## Passage du texte
# Wacom Cintiq 12 et Yosemite



## alaingodefroid (22 Octobre 2014)

Bonjour tout le monde,

Comme un bon soldat Mac j'ai téléchargé Yosemite hier sur mon Mini Mac. Un peu long comme téléchargement mais tout est en ordre et ma Wacom s'est allumée! Miracle!
Avec un hic de taille cependant: mon stylet ne fonctionne plus!!!!
J'ai téléchargé le pilote sur Wacom.eu, j'ai éteint mon mac, l'ai rallumé, toujours pas de stylet!
Je suis allé voir dans mes préférences système pour cliquer sur l'icône Wacom et mon Mac me dit qu'il ne reconnait pas ma tablette!
Que faire???? Je suis graphiste et j'ai un boulot à terminer pour ce weekend!
Quelqu'un peu m'aider?
Merci d'avance,


----------



## Wilson76lh (23 Octobre 2014)

## Lignes d'entrées

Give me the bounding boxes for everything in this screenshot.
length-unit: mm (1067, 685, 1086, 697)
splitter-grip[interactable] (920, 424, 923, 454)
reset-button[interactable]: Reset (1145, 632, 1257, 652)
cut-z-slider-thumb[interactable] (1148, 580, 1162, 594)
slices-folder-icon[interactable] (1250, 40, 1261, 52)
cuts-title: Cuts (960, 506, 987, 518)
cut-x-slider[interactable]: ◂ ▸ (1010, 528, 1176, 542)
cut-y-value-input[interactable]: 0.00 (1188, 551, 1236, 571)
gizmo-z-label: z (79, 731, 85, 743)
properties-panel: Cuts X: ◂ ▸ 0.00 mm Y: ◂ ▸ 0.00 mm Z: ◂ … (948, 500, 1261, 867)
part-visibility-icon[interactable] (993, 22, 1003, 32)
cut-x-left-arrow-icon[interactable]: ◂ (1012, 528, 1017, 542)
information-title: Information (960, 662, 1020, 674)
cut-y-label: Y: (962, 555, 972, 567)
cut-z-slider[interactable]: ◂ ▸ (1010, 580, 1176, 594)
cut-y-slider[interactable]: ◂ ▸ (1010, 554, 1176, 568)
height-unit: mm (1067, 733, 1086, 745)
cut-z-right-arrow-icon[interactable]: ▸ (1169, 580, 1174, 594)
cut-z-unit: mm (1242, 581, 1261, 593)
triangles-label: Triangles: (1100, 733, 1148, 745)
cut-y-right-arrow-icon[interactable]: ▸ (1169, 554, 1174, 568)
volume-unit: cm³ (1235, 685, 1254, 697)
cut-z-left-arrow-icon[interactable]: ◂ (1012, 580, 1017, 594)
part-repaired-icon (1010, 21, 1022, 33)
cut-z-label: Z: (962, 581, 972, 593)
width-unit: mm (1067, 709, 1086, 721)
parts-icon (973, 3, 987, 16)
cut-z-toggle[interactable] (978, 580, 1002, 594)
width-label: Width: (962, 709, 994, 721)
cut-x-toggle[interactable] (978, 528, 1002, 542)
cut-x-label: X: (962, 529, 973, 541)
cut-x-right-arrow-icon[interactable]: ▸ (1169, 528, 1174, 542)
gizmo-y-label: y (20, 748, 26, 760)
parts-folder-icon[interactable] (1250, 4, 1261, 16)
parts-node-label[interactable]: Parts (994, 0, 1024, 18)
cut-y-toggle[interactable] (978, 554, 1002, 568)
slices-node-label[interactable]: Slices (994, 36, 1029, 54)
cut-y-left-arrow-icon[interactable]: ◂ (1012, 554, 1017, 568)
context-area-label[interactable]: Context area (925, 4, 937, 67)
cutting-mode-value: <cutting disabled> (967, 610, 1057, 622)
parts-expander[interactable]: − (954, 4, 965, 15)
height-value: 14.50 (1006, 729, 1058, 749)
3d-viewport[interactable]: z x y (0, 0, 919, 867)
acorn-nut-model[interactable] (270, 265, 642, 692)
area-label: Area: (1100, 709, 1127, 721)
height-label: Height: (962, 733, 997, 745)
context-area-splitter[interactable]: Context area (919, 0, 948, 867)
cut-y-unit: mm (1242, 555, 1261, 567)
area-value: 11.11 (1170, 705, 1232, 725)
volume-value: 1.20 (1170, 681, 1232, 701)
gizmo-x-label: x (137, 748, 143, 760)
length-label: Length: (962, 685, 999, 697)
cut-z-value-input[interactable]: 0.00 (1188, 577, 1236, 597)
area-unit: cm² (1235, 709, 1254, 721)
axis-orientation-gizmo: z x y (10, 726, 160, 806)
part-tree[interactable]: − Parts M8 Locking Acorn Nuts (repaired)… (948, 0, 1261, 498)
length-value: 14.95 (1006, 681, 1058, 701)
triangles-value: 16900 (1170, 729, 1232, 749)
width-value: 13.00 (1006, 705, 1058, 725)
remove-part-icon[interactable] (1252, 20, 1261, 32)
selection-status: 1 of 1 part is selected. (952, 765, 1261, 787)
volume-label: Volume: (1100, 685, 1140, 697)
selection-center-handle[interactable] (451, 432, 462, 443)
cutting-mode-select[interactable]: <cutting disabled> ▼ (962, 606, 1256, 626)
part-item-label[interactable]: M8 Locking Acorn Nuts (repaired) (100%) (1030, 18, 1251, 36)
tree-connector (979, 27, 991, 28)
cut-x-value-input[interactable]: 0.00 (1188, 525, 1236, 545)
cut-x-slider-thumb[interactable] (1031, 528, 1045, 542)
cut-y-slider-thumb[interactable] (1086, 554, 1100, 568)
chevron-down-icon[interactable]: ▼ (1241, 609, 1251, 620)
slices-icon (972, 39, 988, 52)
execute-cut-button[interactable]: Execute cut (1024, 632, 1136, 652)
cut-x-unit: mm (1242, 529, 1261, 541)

## Consigne A
Reproduisez le passage du fil de discussion sur la Wacom Cintiq 12 et Yosemite qui commence par « Comme un bon » et se termine par « Quelqu'un peu m'aider? ».
## Consigne B
Traduisez en anglais la phrase suivante, tirée du fil de discussion sur la Wacom Cintiq 12 et Yosemite : « J'ai téléchargé le pilote sur Wacom.eu, j'ai éteint mon mac, l'ai rallumé, toujours pas de stylet! »
## Consigne C
Reprenez le fil de discussion sur la Wacom Cintiq 12 et Yosemite à partir de l'endroit où il s'interrompt.

## Réponse attendue A
Comme un bon soldat Mac j'ai téléchargé Yosemite hier sur mon Mini Mac. Un peu long comme téléchargement mais tout est en ordre et ma Wacom s'est allumée! Miracle!
Avec un hic de taille cependant: mon stylet ne fonctionne plus!!!!
J'ai téléchargé le pilote sur Wacom.eu, j'ai éteint mon mac, l'ai rallumé, toujours pas de stylet!
Je suis allé voir dans mes préférences système pour cliquer sur l'icône Wacom et mon Mac me dit qu'il ne reconnait pas ma tablette!
Que faire???? Je suis graphiste et j'ai un boulot à terminer pour ce weekend!
Quelqu'un peu m'aider?

## Réponse attendue B
I downloaded the driver from Wacom.eu, turned off my Mac, turned it back on, still no stylus!

## Réponse attendue C
Salut, j'ai le meme genre de soucis que toi avec ma 13Hd, depuis l'instalation de yosemite elle fonctionne correctement seulement il y à un grosse latence entre ce que je fait et ce qui se passe a l'ecran sans compter que le mac est tres lent en général. Ce qui me fait rire ou ecoeuré d'apple car j'ai acheter le tout dernier modèle d'imac (27pouce avec une configuration au max). 
J'ai supprimer et remis a jours mes drivers mais rien a faire le probleme persiste. Je suis vraiment tres deçu d'apple sur ce coup. On voit que jobs n'est plus la pour les faire travailler normalement, on se retrouve avec des versions pas finis et trés mal travaillé. En tant que pro je ne peux pas travailler et je suis bloqué à attendre qu'un mec ce decide à bosser.


----------



## Fmparis (23 Octobre 2014)

Salut tous les deux,

peut-être une piste pour résoudre votre problème.

J'au eu des soucis avec bamboo touch que ne fonctionnait plus avec les doigts et la solution a été d'aller dans "Applications, Utilitaire Wacom" et lancer l'appli "Utilitaire Wacom".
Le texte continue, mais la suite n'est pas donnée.